START Given records

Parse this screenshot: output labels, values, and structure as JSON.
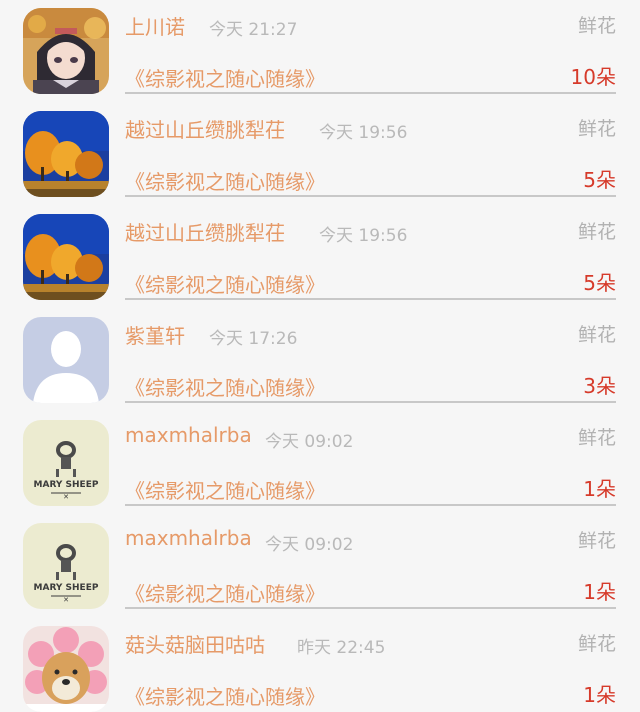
{
  "rows": [
    {
      "name": "上川诺",
      "time": "今天 21:27",
      "gift": "鲜花",
      "book": "《综影视之随心随缘》",
      "count": "10朵",
      "avatar": "anime-girl-avatar"
    },
    {
      "name": "越过山丘缵朓犁茌",
      "time": "今天 19:56",
      "gift": "鲜花",
      "book": "《综影视之随心随缘》",
      "count": "5朵",
      "avatar": "autumn-trees-avatar"
    },
    {
      "name": "越过山丘缵朓犁茌",
      "time": "今天 19:56",
      "gift": "鲜花",
      "book": "《综影视之随心随缘》",
      "count": "5朵",
      "avatar": "autumn-trees-avatar"
    },
    {
      "name": "紫堇轩",
      "time": "今天 17:26",
      "gift": "鲜花",
      "book": "《综影视之随心随缘》",
      "count": "3朵",
      "avatar": "default-user-avatar"
    },
    {
      "name": "maxmhalrba",
      "time": "今天 09:02",
      "gift": "鲜花",
      "book": "《综影视之随心随缘》",
      "count": "1朵",
      "avatar": "mary-sheep-avatar"
    },
    {
      "name": "maxmhalrba",
      "time": "今天 09:02",
      "gift": "鲜花",
      "book": "《综影视之随心随缘》",
      "count": "1朵",
      "avatar": "mary-sheep-avatar"
    },
    {
      "name": "菇头菇脑田咕咕",
      "time": "昨天 22:45",
      "gift": "鲜花",
      "book": "《综影视之随心随缘》",
      "count": "1朵",
      "avatar": "shiba-flower-avatar"
    }
  ],
  "logo_text": {
    "mary_sheep": "MARY SHEEP"
  },
  "colors": {
    "name": "#e69a68",
    "time": "#b9b9b9",
    "gift": "#b2b2b2",
    "count": "#d63a2a",
    "divider": "#c8c8c8",
    "background": "#f6f6f6"
  }
}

END Given records

#### [Short exercise]
Your task is to retype all the entries exactly and leave out any pictures.

#### [Solution to this task]
Parse this screenshot: output labels, values, and structure as JSON.
{
  "rows": [
    {
      "name": "上川诺",
      "time": "今天 21:27",
      "gift": "鲜花",
      "book": "《综影视之随心随缘》",
      "count": "10朵",
      "avatar": "anime-girl-avatar"
    },
    {
      "name": "越过山丘缵朓犁茌",
      "time": "今天 19:56",
      "gift": "鲜花",
      "book": "《综影视之随心随缘》",
      "count": "5朵",
      "avatar": "autumn-trees-avatar"
    },
    {
      "name": "越过山丘缵朓犁茌",
      "time": "今天 19:56",
      "gift": "鲜花",
      "book": "《综影视之随心随缘》",
      "count": "5朵",
      "avatar": "autumn-trees-avatar"
    },
    {
      "name": "紫堇轩",
      "time": "今天 17:26",
      "gift": "鲜花",
      "book": "《综影视之随心随缘》",
      "count": "3朵",
      "avatar": "default-user-avatar"
    },
    {
      "name": "maxmhalrba",
      "time": "今天 09:02",
      "gift": "鲜花",
      "book": "《综影视之随心随缘》",
      "count": "1朵",
      "avatar": "mary-sheep-avatar"
    },
    {
      "name": "maxmhalrba",
      "time": "今天 09:02",
      "gift": "鲜花",
      "book": "《综影视之随心随缘》",
      "count": "1朵",
      "avatar": "mary-sheep-avatar"
    },
    {
      "name": "菇头菇脑田咕咕",
      "time": "昨天 22:45",
      "gift": "鲜花",
      "book": "《综影视之随心随缘》",
      "count": "1朵",
      "avatar": "shiba-flower-avatar"
    }
  ],
  "logo_text": {
    "mary_sheep": "MARY SHEEP"
  },
  "colors": {
    "name": "#e69a68",
    "time": "#b9b9b9",
    "gift": "#b2b2b2",
    "count": "#d63a2a",
    "divider": "#c8c8c8",
    "background": "#f6f6f6"
  }
}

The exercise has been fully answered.